* Begin *

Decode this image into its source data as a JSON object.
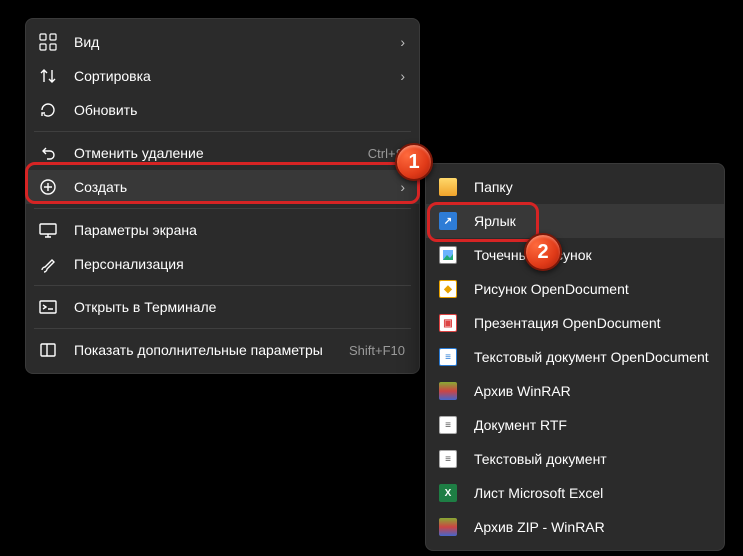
{
  "main_menu": {
    "items": [
      {
        "label": "Вид"
      },
      {
        "label": "Сортировка"
      },
      {
        "label": "Обновить"
      },
      {
        "label": "Отменить удаление",
        "shortcut": "Ctrl+Я"
      },
      {
        "label": "Создать"
      },
      {
        "label": "Параметры экрана"
      },
      {
        "label": "Персонализация"
      },
      {
        "label": "Открыть в Терминале"
      },
      {
        "label": "Показать дополнительные параметры",
        "shortcut": "Shift+F10"
      }
    ]
  },
  "sub_menu": {
    "items": [
      {
        "label": "Папку"
      },
      {
        "label": "Ярлык"
      },
      {
        "label": "Точечный рисунок"
      },
      {
        "label": "Рисунок OpenDocument"
      },
      {
        "label": "Презентация OpenDocument"
      },
      {
        "label": "Текстовый документ OpenDocument"
      },
      {
        "label": "Архив WinRAR"
      },
      {
        "label": "Документ RTF"
      },
      {
        "label": "Текстовый документ"
      },
      {
        "label": "Лист Microsoft Excel"
      },
      {
        "label": "Архив ZIP - WinRAR"
      }
    ]
  },
  "badges": {
    "one": "1",
    "two": "2"
  }
}
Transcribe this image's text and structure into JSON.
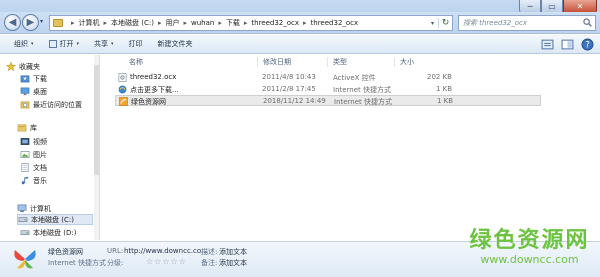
{
  "window": {
    "controls": {
      "minimize": "─",
      "maximize": "▭",
      "close": "✕"
    }
  },
  "nav": {
    "back_glyph": "◀",
    "forward_glyph": "▶",
    "history_glyph": "▾",
    "breadcrumb": [
      "计算机",
      "本地磁盘 (C:)",
      "用户",
      "wuhan",
      "下载",
      "threed32_ocx",
      "threed32_ocx"
    ],
    "separator": "▸",
    "dropdown_glyph": "▾",
    "refresh_glyph": "↻"
  },
  "search": {
    "placeholder": "搜索 threed32_ocx"
  },
  "toolbar": {
    "organize": "组织",
    "open": "打开",
    "share": "共享",
    "print": "打印",
    "new_folder": "新建文件夹",
    "caret": "▾"
  },
  "sidebar": {
    "favorites": "收藏夹",
    "downloads": "下载",
    "desktop": "桌面",
    "recent": "最近访问的位置",
    "libraries": "库",
    "videos": "视频",
    "pictures": "图片",
    "documents": "文档",
    "music": "音乐",
    "computer": "计算机",
    "drive_c": "本地磁盘 (C:)",
    "drive_d": "本地磁盘 (D:)"
  },
  "columns": {
    "name": "名称",
    "date": "修改日期",
    "type": "类型",
    "size": "大小"
  },
  "files": [
    {
      "name": "threed32.ocx",
      "date": "2011/4/8 10:43",
      "type": "ActiveX 控件",
      "size": "202 KB",
      "icon": "ocx-file-icon"
    },
    {
      "name": "点击更多下载...",
      "date": "2011/2/8 17:45",
      "type": "Internet 快捷方式",
      "size": "1 KB",
      "icon": "internet-shortcut-icon"
    },
    {
      "name": "绿色资源网",
      "date": "2018/11/12 14:49",
      "type": "Internet 快捷方式",
      "size": "1 KB",
      "icon": "green-site-icon"
    }
  ],
  "details": {
    "name": "绿色资源网",
    "kind": "Internet 快捷方式",
    "url_label": "URL:",
    "url_value": "http://www.downcc.co...",
    "rating_label": "分级:",
    "rating_stars": [
      "☆",
      "☆",
      "☆",
      "☆",
      "☆"
    ],
    "desc_label": "描述:",
    "desc_value": "添加文本",
    "remarks_label": "备注:",
    "remarks_value": "添加文本"
  },
  "watermark": {
    "title": "绿色资源网",
    "url": "www.downcc.com"
  },
  "colors": {
    "folder": "#e4c45a",
    "accent": "#5d7fa8",
    "watermark": "#6cc33f",
    "selection": "#eaeaea"
  }
}
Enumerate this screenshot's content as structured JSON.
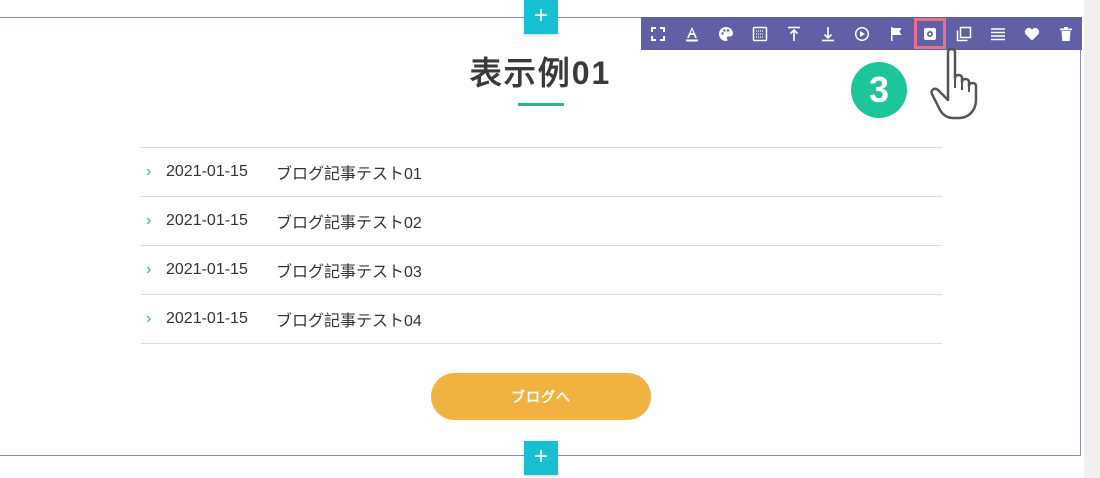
{
  "section": {
    "title": "表示例01",
    "add_label": "+",
    "list": [
      {
        "date": "2021-01-15",
        "title": "ブログ記事テスト01"
      },
      {
        "date": "2021-01-15",
        "title": "ブログ記事テスト02"
      },
      {
        "date": "2021-01-15",
        "title": "ブログ記事テスト03"
      },
      {
        "date": "2021-01-15",
        "title": "ブログ記事テスト04"
      }
    ],
    "chevron": "›",
    "button_label": "ブログへ"
  },
  "toolbar": {
    "icons": [
      "expand-icon",
      "text-color-icon",
      "palette-icon",
      "background-pattern-icon",
      "move-up-icon",
      "move-down-icon",
      "animation-icon",
      "flag-icon",
      "settings-icon",
      "duplicate-icon",
      "menu-icon",
      "favorite-icon",
      "delete-icon"
    ],
    "highlighted": "settings-icon"
  },
  "annotation": {
    "step_number": "3"
  },
  "colors": {
    "toolbar_bg": "#6160a6",
    "add_button": "#17bfd3",
    "accent_green": "#2bb791",
    "cta_orange": "#f2b242",
    "highlight_pink": "#ec6f8a",
    "badge_green": "#1cc59a"
  }
}
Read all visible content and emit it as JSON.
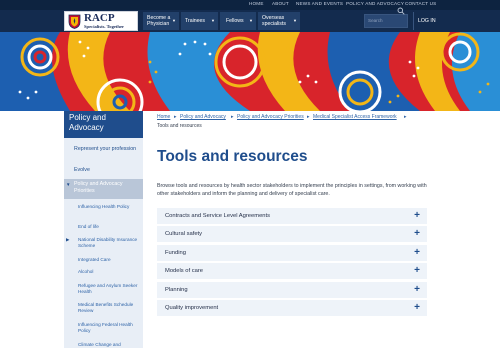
{
  "utility_nav": {
    "home": "HOME",
    "about": "ABOUT",
    "news": "NEWS AND EVENTS",
    "policy": "POLICY AND ADVOCACY",
    "contact": "CONTACT US"
  },
  "brand": {
    "name": "RACP",
    "tagline": "Specialists. Together"
  },
  "main_nav": {
    "physician": "Become a Physician",
    "trainees": "Trainees",
    "fellows": "Fellows",
    "overseas": "Overseas specialists",
    "search_placeholder": "Search",
    "login": "LOG IN"
  },
  "sidebar": {
    "title": "Policy and Advocacy",
    "items": [
      {
        "label": "Represent your profession"
      },
      {
        "label": "Evolve"
      },
      {
        "label": "Policy and Advocacy Priorities"
      }
    ],
    "sub_items": [
      {
        "label": "Influencing Health Policy"
      },
      {
        "label": "End of life"
      },
      {
        "label": "National Disability Insurance Scheme"
      },
      {
        "label": "Integrated Care"
      },
      {
        "label": "Alcohol"
      },
      {
        "label": "Refugee and Asylum Seeker Health"
      },
      {
        "label": "Medical Benefits Schedule Review"
      },
      {
        "label": "Influencing Federal Health Policy"
      },
      {
        "label": "Climate Change and"
      }
    ]
  },
  "breadcrumb": {
    "items": [
      {
        "label": "Home"
      },
      {
        "label": "Policy and Advocacy"
      },
      {
        "label": "Policy and Advocacy Priorities"
      },
      {
        "label": "Medical Specialist Access Framework"
      }
    ],
    "current": "Tools and resources"
  },
  "page": {
    "title": "Tools and resources",
    "intro": "Browse tools and resources by health sector stakeholders to implement the principles in settings, from working with other stakeholders and inform the planning and delivery of specialist care."
  },
  "accordion": [
    {
      "label": "Contracts and Service Level Agreements"
    },
    {
      "label": "Cultural safety"
    },
    {
      "label": "Funding"
    },
    {
      "label": "Models of care"
    },
    {
      "label": "Planning"
    },
    {
      "label": "Quality improvement"
    }
  ],
  "colors": {
    "navy": "#132b4e",
    "brand_blue": "#1f4d8c",
    "link_blue": "#2e63a7",
    "accordion_bg": "#eef3f9"
  }
}
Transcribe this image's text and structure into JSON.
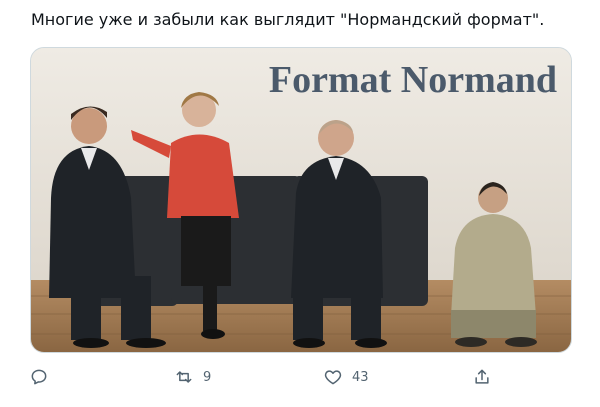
{
  "tweet": {
    "text": "Многие уже и забыли как выглядит \"Нормандский формат\".",
    "media": {
      "overlay_text": "Format Normand",
      "colors": {
        "wall": "#e8e3db",
        "floor": "#a7835d",
        "overlay_text": "#4b5a6b",
        "jacket_red": "#d64a3a"
      }
    },
    "actions": {
      "reply": {
        "icon": "reply-icon",
        "count": ""
      },
      "retweet": {
        "icon": "retweet-icon",
        "count": "9"
      },
      "like": {
        "icon": "heart-icon",
        "count": "43"
      },
      "share": {
        "icon": "share-icon",
        "count": ""
      }
    }
  },
  "colors": {
    "text": "#0f1419",
    "muted": "#536471",
    "border": "#cfd9de"
  }
}
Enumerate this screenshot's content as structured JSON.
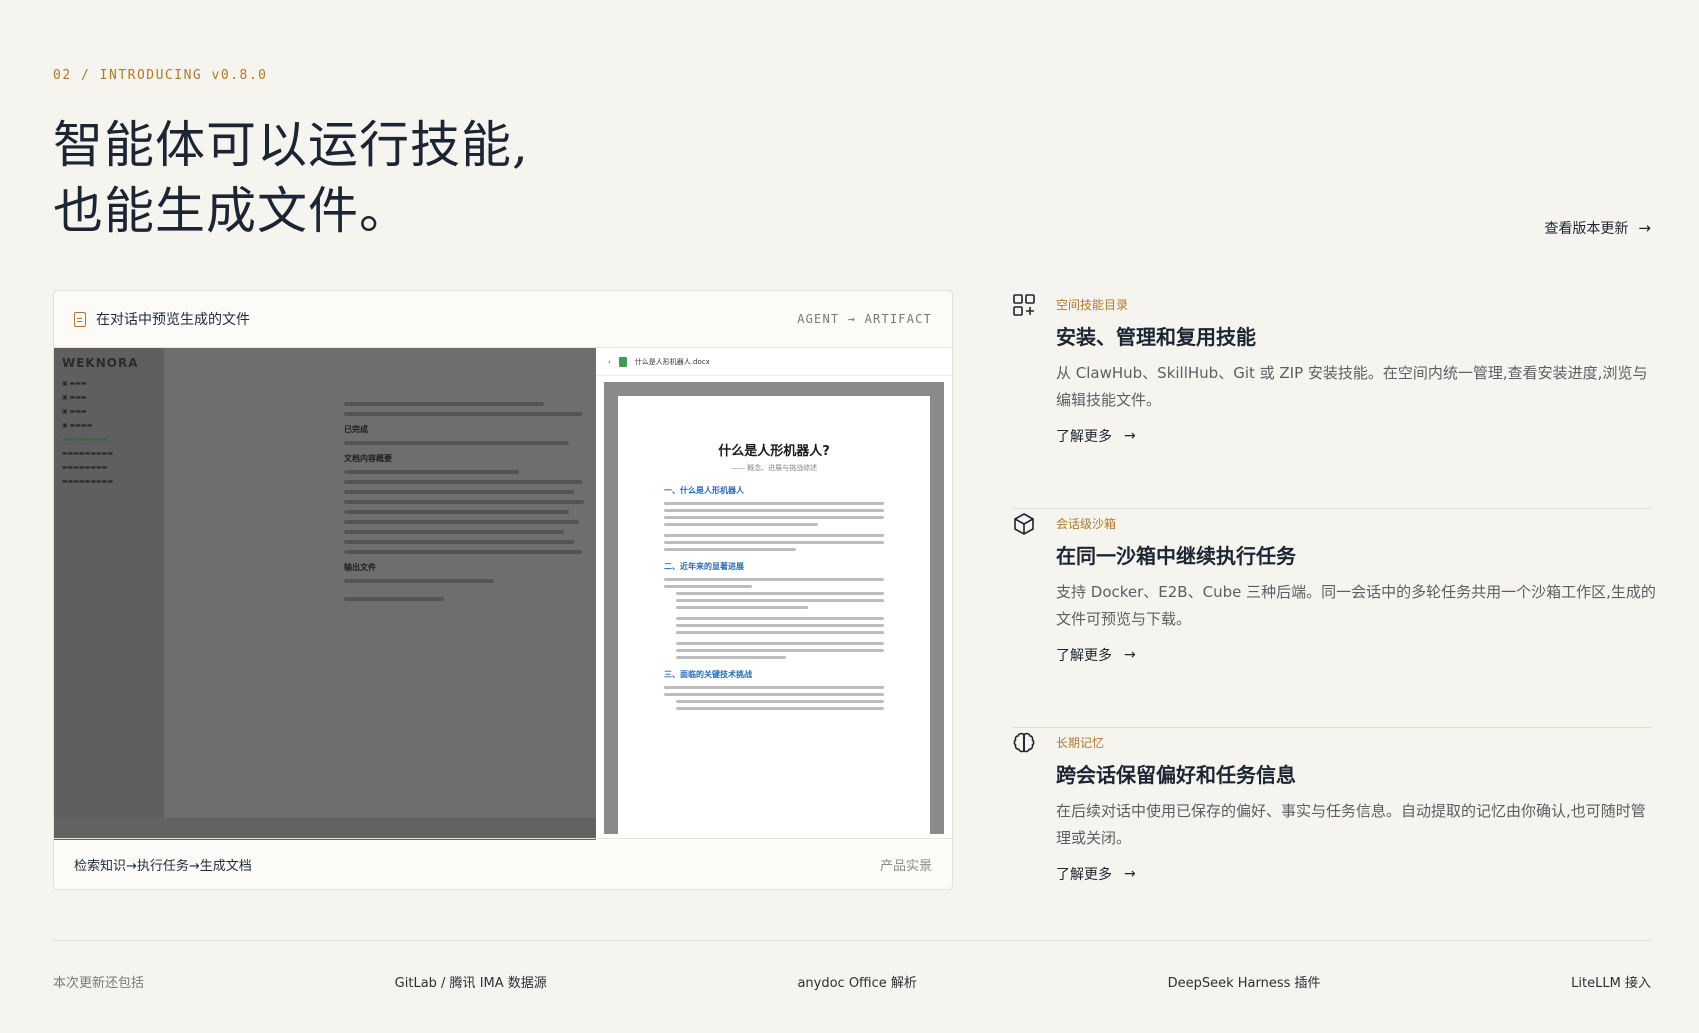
{
  "hero": {
    "eyebrow": "02 / INTRODUCING v0.8.0",
    "title_line1": "智能体可以运行技能,",
    "title_line2": "也能生成文件。",
    "release_link": "查看版本更新"
  },
  "preview_card": {
    "header_label": "在对话中预览生成的文件",
    "header_tag": "AGENT → ARTIFACT",
    "footer_flow": "检索知识→执行任务→生成文档",
    "footer_note": "产品实景",
    "app": {
      "logo": "WEKNORA",
      "doc_filename": "什么是人形机器人.docx",
      "doc_title": "什么是人形机器人?",
      "doc_subtitle": "—— 概念、进展与挑战综述",
      "doc_sections": [
        "一、什么是人形机器人",
        "二、近年来的显著进展",
        "三、面临的关键技术挑战"
      ],
      "chat_headings": [
        "已完成",
        "文档内容概要",
        "输出文件"
      ]
    }
  },
  "features": [
    {
      "icon": "grid-plus-icon",
      "tag": "空间技能目录",
      "title": "安装、管理和复用技能",
      "desc": "从 ClawHub、SkillHub、Git 或 ZIP 安装技能。在空间内统一管理,查看安装进度,浏览与编辑技能文件。",
      "more": "了解更多"
    },
    {
      "icon": "cube-icon",
      "tag": "会话级沙箱",
      "title": "在同一沙箱中继续执行任务",
      "desc": "支持 Docker、E2B、Cube 三种后端。同一会话中的多轮任务共用一个沙箱工作区,生成的文件可预览与下载。",
      "more": "了解更多"
    },
    {
      "icon": "brain-icon",
      "tag": "长期记忆",
      "title": "跨会话保留偏好和任务信息",
      "desc": "在后续对话中使用已保存的偏好、事实与任务信息。自动提取的记忆由你确认,也可随时管理或关闭。",
      "more": "了解更多"
    }
  ],
  "extras": {
    "lead": "本次更新还包括",
    "items": [
      "GitLab / 腾讯 IMA 数据源",
      "anydoc Office 解析",
      "DeepSeek Harness 插件",
      "LiteLLM 接入"
    ]
  },
  "colors": {
    "accent": "#b07a2c",
    "ink": "#1b2533",
    "background": "#f6f4ee"
  }
}
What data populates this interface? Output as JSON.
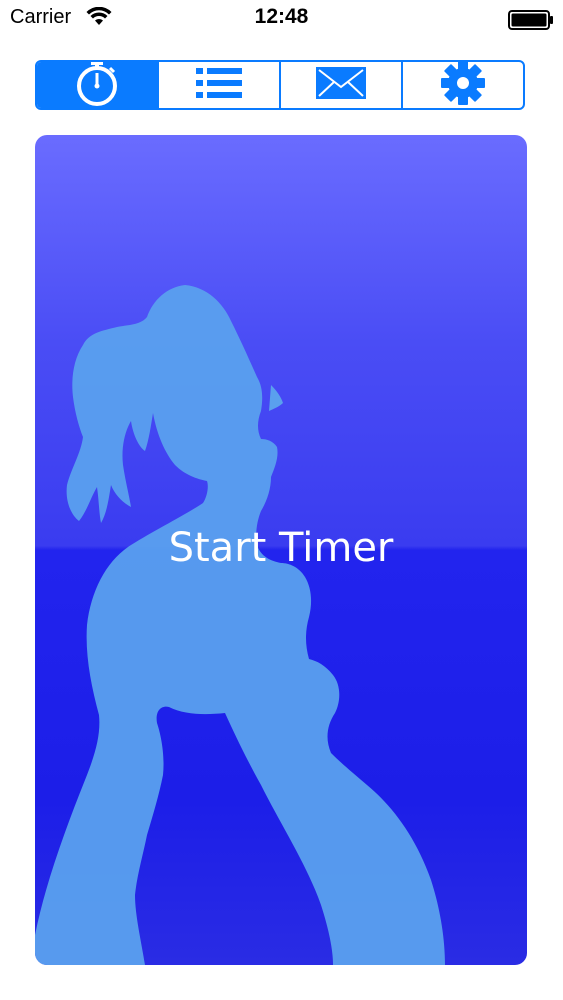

* End *

Each line in the entries above that includes the string "settings" should be extracted.

Written answer =>
      "settings-icon",
    "highlighted": "settings-icon"
    "intro": "Browse tools and resources by health sector stakeholders to implement the principles in settings, from working with other stakeholders and inform the planning and delivery of specialist care."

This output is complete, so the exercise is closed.